§ **Exercise**: Rewrite the lines below, changing "localize" to "locate" and keeping everything else the same.

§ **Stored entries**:
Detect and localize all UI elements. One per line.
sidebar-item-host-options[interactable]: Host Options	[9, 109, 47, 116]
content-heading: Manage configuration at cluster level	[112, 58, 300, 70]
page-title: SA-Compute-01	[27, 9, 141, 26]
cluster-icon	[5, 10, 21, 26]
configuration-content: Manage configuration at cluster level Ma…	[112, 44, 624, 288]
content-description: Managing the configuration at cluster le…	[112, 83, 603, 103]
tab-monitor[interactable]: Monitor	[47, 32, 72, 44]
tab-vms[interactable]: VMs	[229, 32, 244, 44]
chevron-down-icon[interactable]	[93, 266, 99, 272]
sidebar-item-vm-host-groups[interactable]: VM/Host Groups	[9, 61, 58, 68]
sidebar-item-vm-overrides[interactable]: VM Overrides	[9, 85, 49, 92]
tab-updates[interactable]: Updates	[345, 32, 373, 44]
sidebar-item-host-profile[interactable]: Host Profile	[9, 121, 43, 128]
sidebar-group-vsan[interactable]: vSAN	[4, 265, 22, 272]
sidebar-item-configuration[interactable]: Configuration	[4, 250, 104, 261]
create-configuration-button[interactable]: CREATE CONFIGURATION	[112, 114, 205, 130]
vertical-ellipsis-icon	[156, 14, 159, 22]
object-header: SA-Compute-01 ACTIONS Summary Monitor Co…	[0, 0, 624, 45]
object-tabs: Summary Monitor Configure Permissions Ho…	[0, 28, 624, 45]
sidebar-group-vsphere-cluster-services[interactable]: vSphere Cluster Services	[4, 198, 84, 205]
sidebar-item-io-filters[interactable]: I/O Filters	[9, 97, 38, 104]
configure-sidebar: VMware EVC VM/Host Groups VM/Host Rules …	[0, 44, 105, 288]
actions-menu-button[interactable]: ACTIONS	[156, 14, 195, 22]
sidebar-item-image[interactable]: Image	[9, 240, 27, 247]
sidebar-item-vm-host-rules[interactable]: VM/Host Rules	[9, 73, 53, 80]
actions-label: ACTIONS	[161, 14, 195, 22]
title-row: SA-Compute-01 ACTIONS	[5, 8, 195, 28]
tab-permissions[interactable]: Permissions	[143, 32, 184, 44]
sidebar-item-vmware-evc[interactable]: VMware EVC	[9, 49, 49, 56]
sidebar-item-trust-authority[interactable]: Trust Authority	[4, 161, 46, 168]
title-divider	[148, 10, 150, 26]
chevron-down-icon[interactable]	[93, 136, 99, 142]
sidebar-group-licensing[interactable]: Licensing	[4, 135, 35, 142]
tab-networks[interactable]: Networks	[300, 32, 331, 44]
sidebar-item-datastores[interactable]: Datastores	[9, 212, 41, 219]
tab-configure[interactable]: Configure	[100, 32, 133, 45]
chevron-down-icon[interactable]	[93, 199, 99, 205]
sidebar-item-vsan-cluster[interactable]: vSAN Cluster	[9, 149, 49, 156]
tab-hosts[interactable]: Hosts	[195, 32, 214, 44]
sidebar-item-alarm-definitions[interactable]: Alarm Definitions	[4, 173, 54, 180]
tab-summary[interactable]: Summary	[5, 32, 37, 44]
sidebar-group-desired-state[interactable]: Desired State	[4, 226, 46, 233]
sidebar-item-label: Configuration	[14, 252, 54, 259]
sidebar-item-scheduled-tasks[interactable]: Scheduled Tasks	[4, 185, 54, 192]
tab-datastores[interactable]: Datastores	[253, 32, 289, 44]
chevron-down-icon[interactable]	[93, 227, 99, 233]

§ **Task result**:
Detect and locate all UI elements. One per line.
sidebar-item-host-options[interactable]: Host Options	[9, 109, 47, 116]
content-heading: Manage configuration at cluster level	[112, 58, 300, 70]
page-title: SA-Compute-01	[27, 9, 141, 26]
cluster-icon	[5, 10, 21, 26]
configuration-content: Manage configuration at cluster level Ma…	[112, 44, 624, 288]
content-description: Managing the configuration at cluster le…	[112, 83, 603, 103]
tab-monitor[interactable]: Monitor	[47, 32, 72, 44]
tab-vms[interactable]: VMs	[229, 32, 244, 44]
chevron-down-icon[interactable]	[93, 266, 99, 272]
sidebar-item-vm-host-groups[interactable]: VM/Host Groups	[9, 61, 58, 68]
sidebar-item-vm-overrides[interactable]: VM Overrides	[9, 85, 49, 92]
tab-updates[interactable]: Updates	[345, 32, 373, 44]
sidebar-item-host-profile[interactable]: Host Profile	[9, 121, 43, 128]
sidebar-group-vsan[interactable]: vSAN	[4, 265, 22, 272]
sidebar-item-configuration[interactable]: Configuration	[4, 250, 104, 261]
create-configuration-button[interactable]: CREATE CONFIGURATION	[112, 114, 205, 130]
vertical-ellipsis-icon	[156, 14, 159, 22]
object-header: SA-Compute-01 ACTIONS Summary Monitor Co…	[0, 0, 624, 45]
object-tabs: Summary Monitor Configure Permissions Ho…	[0, 28, 624, 45]
sidebar-group-vsphere-cluster-services[interactable]: vSphere Cluster Services	[4, 198, 84, 205]
sidebar-item-io-filters[interactable]: I/O Filters	[9, 97, 38, 104]
configure-sidebar: VMware EVC VM/Host Groups VM/Host Rules …	[0, 44, 105, 288]
actions-menu-button[interactable]: ACTIONS	[156, 14, 195, 22]
sidebar-item-image[interactable]: Image	[9, 240, 27, 247]
sidebar-item-vm-host-rules[interactable]: VM/Host Rules	[9, 73, 53, 80]
actions-label: ACTIONS	[161, 14, 195, 22]
title-row: SA-Compute-01 ACTIONS	[5, 8, 195, 28]
tab-permissions[interactable]: Permissions	[143, 32, 184, 44]
sidebar-item-vmware-evc[interactable]: VMware EVC	[9, 49, 49, 56]
sidebar-item-trust-authority[interactable]: Trust Authority	[4, 161, 46, 168]
title-divider	[148, 10, 150, 26]
chevron-down-icon[interactable]	[93, 136, 99, 142]
sidebar-group-licensing[interactable]: Licensing	[4, 135, 35, 142]
tab-networks[interactable]: Networks	[300, 32, 331, 44]
sidebar-item-datastores[interactable]: Datastores	[9, 212, 41, 219]
tab-configure[interactable]: Configure	[100, 32, 133, 45]
chevron-down-icon[interactable]	[93, 199, 99, 205]
sidebar-item-vsan-cluster[interactable]: vSAN Cluster	[9, 149, 49, 156]
tab-hosts[interactable]: Hosts	[195, 32, 214, 44]
sidebar-item-alarm-definitions[interactable]: Alarm Definitions	[4, 173, 54, 180]
tab-summary[interactable]: Summary	[5, 32, 37, 44]
sidebar-group-desired-state[interactable]: Desired State	[4, 226, 46, 233]
sidebar-item-label: Configuration	[14, 252, 54, 259]
sidebar-item-scheduled-tasks[interactable]: Scheduled Tasks	[4, 185, 54, 192]
tab-datastores[interactable]: Datastores	[253, 32, 289, 44]
chevron-down-icon[interactable]	[93, 227, 99, 233]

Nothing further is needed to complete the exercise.